= The exercise =
Take the data that follows and retype it word for word.

= Data provided =

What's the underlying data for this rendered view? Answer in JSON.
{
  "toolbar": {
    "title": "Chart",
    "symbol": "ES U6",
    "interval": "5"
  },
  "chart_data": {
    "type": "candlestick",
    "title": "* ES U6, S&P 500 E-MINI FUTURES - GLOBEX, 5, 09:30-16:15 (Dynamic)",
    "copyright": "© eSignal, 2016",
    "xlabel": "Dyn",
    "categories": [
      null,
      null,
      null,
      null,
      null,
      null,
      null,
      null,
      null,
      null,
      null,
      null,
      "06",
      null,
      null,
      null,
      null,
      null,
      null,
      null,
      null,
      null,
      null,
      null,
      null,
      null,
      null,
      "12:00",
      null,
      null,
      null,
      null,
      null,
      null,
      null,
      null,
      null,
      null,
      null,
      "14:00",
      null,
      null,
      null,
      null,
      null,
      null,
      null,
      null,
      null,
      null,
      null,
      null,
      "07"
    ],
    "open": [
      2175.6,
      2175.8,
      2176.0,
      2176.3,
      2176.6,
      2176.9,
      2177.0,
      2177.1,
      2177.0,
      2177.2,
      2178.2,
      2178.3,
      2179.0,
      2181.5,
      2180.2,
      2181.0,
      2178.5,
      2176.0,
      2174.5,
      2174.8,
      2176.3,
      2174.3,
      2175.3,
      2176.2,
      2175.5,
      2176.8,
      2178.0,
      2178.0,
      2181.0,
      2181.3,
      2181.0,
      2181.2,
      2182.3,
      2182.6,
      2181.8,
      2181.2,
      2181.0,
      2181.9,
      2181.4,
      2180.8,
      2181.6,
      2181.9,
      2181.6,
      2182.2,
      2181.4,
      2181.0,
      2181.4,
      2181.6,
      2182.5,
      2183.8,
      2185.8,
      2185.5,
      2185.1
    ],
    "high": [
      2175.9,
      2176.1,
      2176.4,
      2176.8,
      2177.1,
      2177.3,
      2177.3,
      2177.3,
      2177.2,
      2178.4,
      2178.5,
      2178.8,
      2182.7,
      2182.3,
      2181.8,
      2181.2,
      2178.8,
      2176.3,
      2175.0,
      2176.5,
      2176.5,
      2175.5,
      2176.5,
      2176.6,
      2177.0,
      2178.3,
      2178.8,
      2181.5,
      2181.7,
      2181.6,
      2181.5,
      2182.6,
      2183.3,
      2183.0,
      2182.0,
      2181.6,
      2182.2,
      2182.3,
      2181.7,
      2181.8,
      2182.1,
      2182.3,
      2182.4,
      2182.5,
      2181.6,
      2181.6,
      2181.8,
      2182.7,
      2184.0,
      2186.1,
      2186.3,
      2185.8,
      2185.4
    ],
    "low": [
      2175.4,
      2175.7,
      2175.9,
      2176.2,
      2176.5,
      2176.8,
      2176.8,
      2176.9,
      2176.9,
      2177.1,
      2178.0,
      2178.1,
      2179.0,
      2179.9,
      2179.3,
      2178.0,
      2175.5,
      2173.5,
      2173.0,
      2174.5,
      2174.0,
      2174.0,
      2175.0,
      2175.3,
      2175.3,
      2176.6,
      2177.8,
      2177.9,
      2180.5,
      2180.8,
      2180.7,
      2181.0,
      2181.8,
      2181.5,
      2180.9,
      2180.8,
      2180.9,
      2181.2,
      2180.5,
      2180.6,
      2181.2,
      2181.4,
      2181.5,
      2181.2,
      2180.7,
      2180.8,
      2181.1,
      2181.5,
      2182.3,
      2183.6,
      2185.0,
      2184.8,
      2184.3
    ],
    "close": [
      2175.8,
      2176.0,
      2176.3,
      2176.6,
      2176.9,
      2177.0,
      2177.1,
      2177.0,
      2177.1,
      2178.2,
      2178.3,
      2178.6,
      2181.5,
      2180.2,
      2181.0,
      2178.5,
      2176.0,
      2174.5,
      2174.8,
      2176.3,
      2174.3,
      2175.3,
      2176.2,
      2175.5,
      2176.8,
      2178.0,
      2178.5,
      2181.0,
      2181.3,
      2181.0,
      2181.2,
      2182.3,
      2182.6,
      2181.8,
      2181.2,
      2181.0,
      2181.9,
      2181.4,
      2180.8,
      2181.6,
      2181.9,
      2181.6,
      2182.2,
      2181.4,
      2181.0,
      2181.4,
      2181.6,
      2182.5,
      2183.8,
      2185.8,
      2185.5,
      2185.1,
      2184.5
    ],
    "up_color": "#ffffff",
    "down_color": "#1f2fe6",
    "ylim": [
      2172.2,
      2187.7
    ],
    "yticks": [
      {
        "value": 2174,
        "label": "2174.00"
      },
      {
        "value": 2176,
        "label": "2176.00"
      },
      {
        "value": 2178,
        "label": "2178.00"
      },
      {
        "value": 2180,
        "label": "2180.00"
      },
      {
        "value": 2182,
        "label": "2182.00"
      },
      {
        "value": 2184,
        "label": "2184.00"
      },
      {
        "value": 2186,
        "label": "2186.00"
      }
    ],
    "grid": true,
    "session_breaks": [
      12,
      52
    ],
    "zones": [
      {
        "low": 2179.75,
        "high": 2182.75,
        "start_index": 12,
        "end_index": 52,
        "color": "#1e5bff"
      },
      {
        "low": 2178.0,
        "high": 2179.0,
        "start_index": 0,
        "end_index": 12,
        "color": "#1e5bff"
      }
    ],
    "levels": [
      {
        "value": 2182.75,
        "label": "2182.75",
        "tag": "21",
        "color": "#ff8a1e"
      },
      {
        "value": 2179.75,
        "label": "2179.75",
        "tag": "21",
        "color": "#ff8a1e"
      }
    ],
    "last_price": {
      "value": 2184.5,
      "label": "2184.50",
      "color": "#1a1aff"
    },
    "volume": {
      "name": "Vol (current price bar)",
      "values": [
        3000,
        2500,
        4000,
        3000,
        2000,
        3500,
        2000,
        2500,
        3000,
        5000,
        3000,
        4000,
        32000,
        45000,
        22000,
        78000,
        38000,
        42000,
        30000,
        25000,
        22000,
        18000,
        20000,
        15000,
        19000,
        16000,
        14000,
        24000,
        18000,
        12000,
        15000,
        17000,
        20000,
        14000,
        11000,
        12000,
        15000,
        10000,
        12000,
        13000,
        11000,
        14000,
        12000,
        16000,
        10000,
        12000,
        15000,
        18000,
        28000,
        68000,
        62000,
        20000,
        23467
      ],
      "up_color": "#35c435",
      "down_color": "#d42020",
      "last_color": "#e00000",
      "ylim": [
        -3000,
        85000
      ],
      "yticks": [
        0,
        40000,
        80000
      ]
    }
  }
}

= Answer for this exercise =
What's the underlying data for this rendered view? Answer in JSON.
{
  "toolbar": {
    "title": "Chart",
    "symbol": "ES U6",
    "interval": "5"
  },
  "chart_data": {
    "type": "candlestick",
    "title": "* ES U6, S&P 500 E-MINI FUTURES - GLOBEX, 5, 09:30-16:15 (Dynamic)",
    "copyright": "© eSignal, 2016",
    "xlabel": "Dyn",
    "categories": [
      null,
      null,
      null,
      null,
      null,
      null,
      null,
      null,
      null,
      null,
      null,
      null,
      "06",
      null,
      null,
      null,
      null,
      null,
      null,
      null,
      null,
      null,
      null,
      null,
      null,
      null,
      null,
      "12:00",
      null,
      null,
      null,
      null,
      null,
      null,
      null,
      null,
      null,
      null,
      null,
      "14:00",
      null,
      null,
      null,
      null,
      null,
      null,
      null,
      null,
      null,
      null,
      null,
      null,
      "07"
    ],
    "open": [
      2175.6,
      2175.8,
      2176.0,
      2176.3,
      2176.6,
      2176.9,
      2177.0,
      2177.1,
      2177.0,
      2177.2,
      2178.2,
      2178.3,
      2179.0,
      2181.5,
      2180.2,
      2181.0,
      2178.5,
      2176.0,
      2174.5,
      2174.8,
      2176.3,
      2174.3,
      2175.3,
      2176.2,
      2175.5,
      2176.8,
      2178.0,
      2178.0,
      2181.0,
      2181.3,
      2181.0,
      2181.2,
      2182.3,
      2182.6,
      2181.8,
      2181.2,
      2181.0,
      2181.9,
      2181.4,
      2180.8,
      2181.6,
      2181.9,
      2181.6,
      2182.2,
      2181.4,
      2181.0,
      2181.4,
      2181.6,
      2182.5,
      2183.8,
      2185.8,
      2185.5,
      2185.1
    ],
    "high": [
      2175.9,
      2176.1,
      2176.4,
      2176.8,
      2177.1,
      2177.3,
      2177.3,
      2177.3,
      2177.2,
      2178.4,
      2178.5,
      2178.8,
      2182.7,
      2182.3,
      2181.8,
      2181.2,
      2178.8,
      2176.3,
      2175.0,
      2176.5,
      2176.5,
      2175.5,
      2176.5,
      2176.6,
      2177.0,
      2178.3,
      2178.8,
      2181.5,
      2181.7,
      2181.6,
      2181.5,
      2182.6,
      2183.3,
      2183.0,
      2182.0,
      2181.6,
      2182.2,
      2182.3,
      2181.7,
      2181.8,
      2182.1,
      2182.3,
      2182.4,
      2182.5,
      2181.6,
      2181.6,
      2181.8,
      2182.7,
      2184.0,
      2186.1,
      2186.3,
      2185.8,
      2185.4
    ],
    "low": [
      2175.4,
      2175.7,
      2175.9,
      2176.2,
      2176.5,
      2176.8,
      2176.8,
      2176.9,
      2176.9,
      2177.1,
      2178.0,
      2178.1,
      2179.0,
      2179.9,
      2179.3,
      2178.0,
      2175.5,
      2173.5,
      2173.0,
      2174.5,
      2174.0,
      2174.0,
      2175.0,
      2175.3,
      2175.3,
      2176.6,
      2177.8,
      2177.9,
      2180.5,
      2180.8,
      2180.7,
      2181.0,
      2181.8,
      2181.5,
      2180.9,
      2180.8,
      2180.9,
      2181.2,
      2180.5,
      2180.6,
      2181.2,
      2181.4,
      2181.5,
      2181.2,
      2180.7,
      2180.8,
      2181.1,
      2181.5,
      2182.3,
      2183.6,
      2185.0,
      2184.8,
      2184.3
    ],
    "close": [
      2175.8,
      2176.0,
      2176.3,
      2176.6,
      2176.9,
      2177.0,
      2177.1,
      2177.0,
      2177.1,
      2178.2,
      2178.3,
      2178.6,
      2181.5,
      2180.2,
      2181.0,
      2178.5,
      2176.0,
      2174.5,
      2174.8,
      2176.3,
      2174.3,
      2175.3,
      2176.2,
      2175.5,
      2176.8,
      2178.0,
      2178.5,
      2181.0,
      2181.3,
      2181.0,
      2181.2,
      2182.3,
      2182.6,
      2181.8,
      2181.2,
      2181.0,
      2181.9,
      2181.4,
      2180.8,
      2181.6,
      2181.9,
      2181.6,
      2182.2,
      2181.4,
      2181.0,
      2181.4,
      2181.6,
      2182.5,
      2183.8,
      2185.8,
      2185.5,
      2185.1,
      2184.5
    ],
    "up_color": "#ffffff",
    "down_color": "#1f2fe6",
    "ylim": [
      2172.2,
      2187.7
    ],
    "yticks": [
      {
        "value": 2174,
        "label": "2174.00"
      },
      {
        "value": 2176,
        "label": "2176.00"
      },
      {
        "value": 2178,
        "label": "2178.00"
      },
      {
        "value": 2180,
        "label": "2180.00"
      },
      {
        "value": 2182,
        "label": "2182.00"
      },
      {
        "value": 2184,
        "label": "2184.00"
      },
      {
        "value": 2186,
        "label": "2186.00"
      }
    ],
    "grid": true,
    "session_breaks": [
      12,
      52
    ],
    "zones": [
      {
        "low": 2179.75,
        "high": 2182.75,
        "start_index": 12,
        "end_index": 52,
        "color": "#1e5bff"
      },
      {
        "low": 2178.0,
        "high": 2179.0,
        "start_index": 0,
        "end_index": 12,
        "color": "#1e5bff"
      }
    ],
    "levels": [
      {
        "value": 2182.75,
        "label": "2182.75",
        "tag": "21",
        "color": "#ff8a1e"
      },
      {
        "value": 2179.75,
        "label": "2179.75",
        "tag": "21",
        "color": "#ff8a1e"
      }
    ],
    "last_price": {
      "value": 2184.5,
      "label": "2184.50",
      "color": "#1a1aff"
    },
    "volume": {
      "name": "Vol (current price bar)",
      "values": [
        3000,
        2500,
        4000,
        3000,
        2000,
        3500,
        2000,
        2500,
        3000,
        5000,
        3000,
        4000,
        32000,
        45000,
        22000,
        78000,
        38000,
        42000,
        30000,
        25000,
        22000,
        18000,
        20000,
        15000,
        19000,
        16000,
        14000,
        24000,
        18000,
        12000,
        15000,
        17000,
        20000,
        14000,
        11000,
        12000,
        15000,
        10000,
        12000,
        13000,
        11000,
        14000,
        12000,
        16000,
        10000,
        12000,
        15000,
        18000,
        28000,
        68000,
        62000,
        20000,
        23467
      ],
      "up_color": "#35c435",
      "down_color": "#d42020",
      "last_color": "#e00000",
      "ylim": [
        -3000,
        85000
      ],
      "yticks": [
        0,
        40000,
        80000
      ]
    }
  }
}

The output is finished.